Dataset entries on figures:
* BEGIN *
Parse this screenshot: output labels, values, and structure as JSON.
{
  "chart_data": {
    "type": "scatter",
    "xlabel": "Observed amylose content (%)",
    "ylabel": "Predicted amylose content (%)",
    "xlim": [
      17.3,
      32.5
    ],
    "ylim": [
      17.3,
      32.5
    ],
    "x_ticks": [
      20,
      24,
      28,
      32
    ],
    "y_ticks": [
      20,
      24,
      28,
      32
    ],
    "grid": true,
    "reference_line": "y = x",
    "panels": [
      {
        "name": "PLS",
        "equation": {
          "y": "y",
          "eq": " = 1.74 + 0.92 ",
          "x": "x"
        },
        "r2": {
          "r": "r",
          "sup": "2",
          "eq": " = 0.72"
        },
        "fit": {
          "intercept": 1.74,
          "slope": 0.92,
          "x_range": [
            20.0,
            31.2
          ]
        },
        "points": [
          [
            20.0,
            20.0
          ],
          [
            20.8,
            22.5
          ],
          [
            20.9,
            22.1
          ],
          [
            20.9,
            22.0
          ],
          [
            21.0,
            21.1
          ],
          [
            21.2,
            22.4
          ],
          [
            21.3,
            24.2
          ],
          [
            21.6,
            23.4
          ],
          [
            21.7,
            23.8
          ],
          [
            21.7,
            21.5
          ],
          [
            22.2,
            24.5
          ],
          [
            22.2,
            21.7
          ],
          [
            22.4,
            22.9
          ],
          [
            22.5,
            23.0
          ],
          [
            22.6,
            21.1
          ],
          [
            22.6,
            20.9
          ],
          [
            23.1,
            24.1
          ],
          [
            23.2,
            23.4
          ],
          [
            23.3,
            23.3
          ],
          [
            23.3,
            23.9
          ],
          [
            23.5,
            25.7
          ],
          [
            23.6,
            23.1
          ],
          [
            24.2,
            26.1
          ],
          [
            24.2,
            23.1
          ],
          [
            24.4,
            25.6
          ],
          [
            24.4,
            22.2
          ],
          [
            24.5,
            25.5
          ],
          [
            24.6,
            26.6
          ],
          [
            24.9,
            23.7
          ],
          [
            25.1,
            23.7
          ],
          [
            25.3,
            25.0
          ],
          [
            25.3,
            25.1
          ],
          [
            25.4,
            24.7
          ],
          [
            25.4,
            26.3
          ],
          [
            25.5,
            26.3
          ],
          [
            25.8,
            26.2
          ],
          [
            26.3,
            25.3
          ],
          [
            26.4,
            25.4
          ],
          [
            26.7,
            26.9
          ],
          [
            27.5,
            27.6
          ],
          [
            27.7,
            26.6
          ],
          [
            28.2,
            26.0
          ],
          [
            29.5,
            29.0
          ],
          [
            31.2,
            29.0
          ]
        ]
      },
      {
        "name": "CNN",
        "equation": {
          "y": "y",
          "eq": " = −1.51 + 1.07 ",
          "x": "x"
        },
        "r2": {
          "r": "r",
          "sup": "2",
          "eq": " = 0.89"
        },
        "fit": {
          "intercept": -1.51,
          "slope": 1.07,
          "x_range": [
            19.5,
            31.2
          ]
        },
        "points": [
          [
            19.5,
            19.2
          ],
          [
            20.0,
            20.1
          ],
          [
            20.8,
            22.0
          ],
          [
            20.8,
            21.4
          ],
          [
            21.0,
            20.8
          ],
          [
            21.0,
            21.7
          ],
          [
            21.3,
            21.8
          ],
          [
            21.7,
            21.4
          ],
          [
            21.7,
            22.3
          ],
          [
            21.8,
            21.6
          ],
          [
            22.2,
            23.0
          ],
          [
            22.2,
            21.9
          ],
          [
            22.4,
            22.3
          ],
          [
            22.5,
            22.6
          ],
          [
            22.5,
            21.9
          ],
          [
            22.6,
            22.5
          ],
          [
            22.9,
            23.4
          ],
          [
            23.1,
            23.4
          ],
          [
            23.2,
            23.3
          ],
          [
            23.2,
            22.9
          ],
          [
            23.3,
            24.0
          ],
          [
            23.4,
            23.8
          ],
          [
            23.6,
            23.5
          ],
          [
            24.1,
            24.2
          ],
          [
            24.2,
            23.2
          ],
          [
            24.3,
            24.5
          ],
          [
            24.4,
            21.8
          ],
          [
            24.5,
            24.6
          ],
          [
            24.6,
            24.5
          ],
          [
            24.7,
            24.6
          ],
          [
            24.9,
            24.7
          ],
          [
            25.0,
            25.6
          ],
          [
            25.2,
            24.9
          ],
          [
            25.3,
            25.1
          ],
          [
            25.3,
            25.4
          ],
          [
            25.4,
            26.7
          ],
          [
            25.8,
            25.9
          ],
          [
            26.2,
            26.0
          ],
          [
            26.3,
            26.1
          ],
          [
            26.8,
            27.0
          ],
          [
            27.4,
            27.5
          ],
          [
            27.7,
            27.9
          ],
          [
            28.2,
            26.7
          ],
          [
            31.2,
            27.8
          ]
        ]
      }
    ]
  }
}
* END *
**Work required**
Retype all of the material, keeping each line exact.

**Exercise response**
Parse this screenshot: output labels, values, and structure as JSON.
{
  "chart_data": {
    "type": "scatter",
    "xlabel": "Observed amylose content (%)",
    "ylabel": "Predicted amylose content (%)",
    "xlim": [
      17.3,
      32.5
    ],
    "ylim": [
      17.3,
      32.5
    ],
    "x_ticks": [
      20,
      24,
      28,
      32
    ],
    "y_ticks": [
      20,
      24,
      28,
      32
    ],
    "grid": true,
    "reference_line": "y = x",
    "panels": [
      {
        "name": "PLS",
        "equation": {
          "y": "y",
          "eq": " = 1.74 + 0.92 ",
          "x": "x"
        },
        "r2": {
          "r": "r",
          "sup": "2",
          "eq": " = 0.72"
        },
        "fit": {
          "intercept": 1.74,
          "slope": 0.92,
          "x_range": [
            20.0,
            31.2
          ]
        },
        "points": [
          [
            20.0,
            20.0
          ],
          [
            20.8,
            22.5
          ],
          [
            20.9,
            22.1
          ],
          [
            20.9,
            22.0
          ],
          [
            21.0,
            21.1
          ],
          [
            21.2,
            22.4
          ],
          [
            21.3,
            24.2
          ],
          [
            21.6,
            23.4
          ],
          [
            21.7,
            23.8
          ],
          [
            21.7,
            21.5
          ],
          [
            22.2,
            24.5
          ],
          [
            22.2,
            21.7
          ],
          [
            22.4,
            22.9
          ],
          [
            22.5,
            23.0
          ],
          [
            22.6,
            21.1
          ],
          [
            22.6,
            20.9
          ],
          [
            23.1,
            24.1
          ],
          [
            23.2,
            23.4
          ],
          [
            23.3,
            23.3
          ],
          [
            23.3,
            23.9
          ],
          [
            23.5,
            25.7
          ],
          [
            23.6,
            23.1
          ],
          [
            24.2,
            26.1
          ],
          [
            24.2,
            23.1
          ],
          [
            24.4,
            25.6
          ],
          [
            24.4,
            22.2
          ],
          [
            24.5,
            25.5
          ],
          [
            24.6,
            26.6
          ],
          [
            24.9,
            23.7
          ],
          [
            25.1,
            23.7
          ],
          [
            25.3,
            25.0
          ],
          [
            25.3,
            25.1
          ],
          [
            25.4,
            24.7
          ],
          [
            25.4,
            26.3
          ],
          [
            25.5,
            26.3
          ],
          [
            25.8,
            26.2
          ],
          [
            26.3,
            25.3
          ],
          [
            26.4,
            25.4
          ],
          [
            26.7,
            26.9
          ],
          [
            27.5,
            27.6
          ],
          [
            27.7,
            26.6
          ],
          [
            28.2,
            26.0
          ],
          [
            29.5,
            29.0
          ],
          [
            31.2,
            29.0
          ]
        ]
      },
      {
        "name": "CNN",
        "equation": {
          "y": "y",
          "eq": " = −1.51 + 1.07 ",
          "x": "x"
        },
        "r2": {
          "r": "r",
          "sup": "2",
          "eq": " = 0.89"
        },
        "fit": {
          "intercept": -1.51,
          "slope": 1.07,
          "x_range": [
            19.5,
            31.2
          ]
        },
        "points": [
          [
            19.5,
            19.2
          ],
          [
            20.0,
            20.1
          ],
          [
            20.8,
            22.0
          ],
          [
            20.8,
            21.4
          ],
          [
            21.0,
            20.8
          ],
          [
            21.0,
            21.7
          ],
          [
            21.3,
            21.8
          ],
          [
            21.7,
            21.4
          ],
          [
            21.7,
            22.3
          ],
          [
            21.8,
            21.6
          ],
          [
            22.2,
            23.0
          ],
          [
            22.2,
            21.9
          ],
          [
            22.4,
            22.3
          ],
          [
            22.5,
            22.6
          ],
          [
            22.5,
            21.9
          ],
          [
            22.6,
            22.5
          ],
          [
            22.9,
            23.4
          ],
          [
            23.1,
            23.4
          ],
          [
            23.2,
            23.3
          ],
          [
            23.2,
            22.9
          ],
          [
            23.3,
            24.0
          ],
          [
            23.4,
            23.8
          ],
          [
            23.6,
            23.5
          ],
          [
            24.1,
            24.2
          ],
          [
            24.2,
            23.2
          ],
          [
            24.3,
            24.5
          ],
          [
            24.4,
            21.8
          ],
          [
            24.5,
            24.6
          ],
          [
            24.6,
            24.5
          ],
          [
            24.7,
            24.6
          ],
          [
            24.9,
            24.7
          ],
          [
            25.0,
            25.6
          ],
          [
            25.2,
            24.9
          ],
          [
            25.3,
            25.1
          ],
          [
            25.3,
            25.4
          ],
          [
            25.4,
            26.7
          ],
          [
            25.8,
            25.9
          ],
          [
            26.2,
            26.0
          ],
          [
            26.3,
            26.1
          ],
          [
            26.8,
            27.0
          ],
          [
            27.4,
            27.5
          ],
          [
            27.7,
            27.9
          ],
          [
            28.2,
            26.7
          ],
          [
            31.2,
            27.8
          ]
        ]
      }
    ]
  }
}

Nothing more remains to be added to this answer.